■ **DIRECTIVES**:
**A.** In the forum thread below about the Remote Access Connection Manager failing to start, which operating system does the original poster run?
**B.** Using the forum thread below about the Remote Access Connection Manager, decide whether each statement is supported. Answer yes or no for each and quote the words from the thread that settle it.
(i) The first error message the poster received was Error 711.
(ii) Restarting the computer solved the problem.
(iii) Starting the Telephony service produced an access-denied error.
**C.** Repeat a passage from the Remote Access Connection Manager thread word for word, starting at "1. Click Start, right-click" and ending at "Auto Connection Manager service.".

■ **EXTRACT PROVIDED**:

++++++++

# Remote Access Connection Manager could not start



## 0637 (Nov 11, 2004)

My OS is Win2000.
When I try to add a connection by doing a connect to the network via broadband,
I got the error message :
"Cannot load the Remote Access Connection Manager Service. Error 711: The Remote Access Manager could not start. Additional information is provided is the event log."
Information from event log read " Remote Access Connection Manager fail to start because it could not create buffers. restart computer. Access denied.
I tried restarting but dun work - Please help!!!!!!!!!!!!!

Thanks in advance 

Peter


----------



## JohnWill (Oct 19, 2002)

See if this helps: http://support.microsoft.com/kb/330163


----------



## 0637 (Nov 11, 2004)

Tried the following steps:

1. Click Start, right-click My Computer, and then click Manage. 
2. Double-click Services and Applications, and then double-click Services. 
3. Right-click Telephony, and then click Properties. 
4. On the General tab, click Manual next to Startup type. 
5. On the General tab, click Start under Service status, and then click OK. 
6. Repeat steps 3 - 5 for the Remote Access Connection Manager service and for the Remote Access Auto Connection Manager service. 

Ok for Telephony but For the Remote Access Connection Manager Service and Auto Connection Manager Service I got the following error message:

"Could not start the Remote Access Connection Manager service on Local Computer. Error 5: Access is denied"


----------

++++++++

■ **RECORDS**:
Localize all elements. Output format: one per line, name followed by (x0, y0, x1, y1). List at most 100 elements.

++++++++

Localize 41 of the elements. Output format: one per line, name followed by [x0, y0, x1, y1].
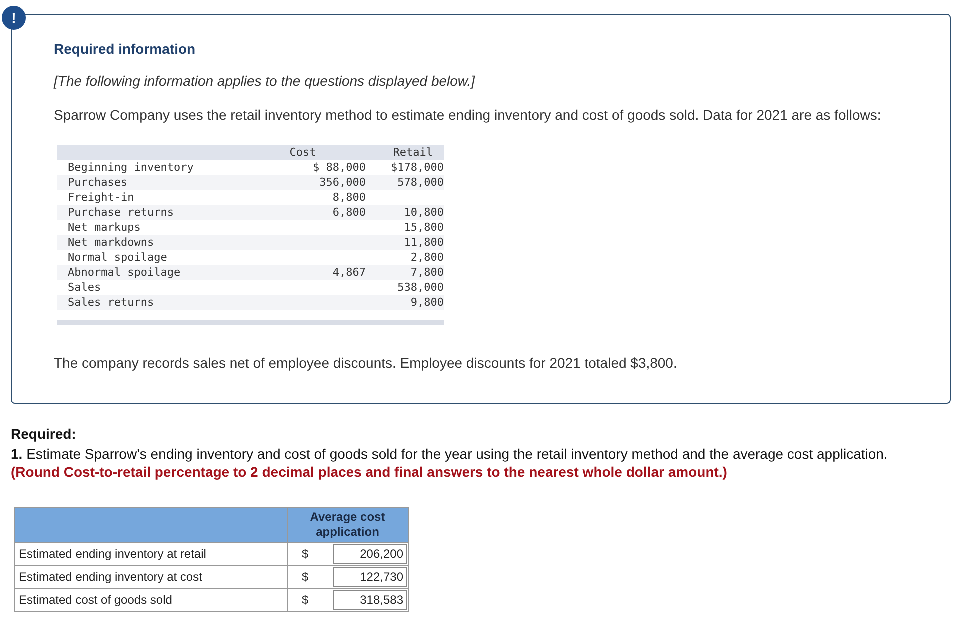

++++++++

■ **TASK RESPONSES**:
**A.** Win2000.

**B.**
(i) Yes: "Error 711: The Remote Access Manager could not start."
(ii) No: "I tried restarting but dun work"
(iii) No: "Ok for Telephony"

**C.**
1. Click Start, right-click My Computer, and then click Manage. 
2. Double-click Services and Applications, and then double-click Services. 
3. Right-click Telephony, and then click Properties. 
4. On the General tab, click Manual next to Startup type. 
5. On the General tab, click Start under Service status, and then click OK. 
6. Repeat steps 3 - 5 for the Remote Access Connection Manager service and for the Remote Access Auto Connection Manager service.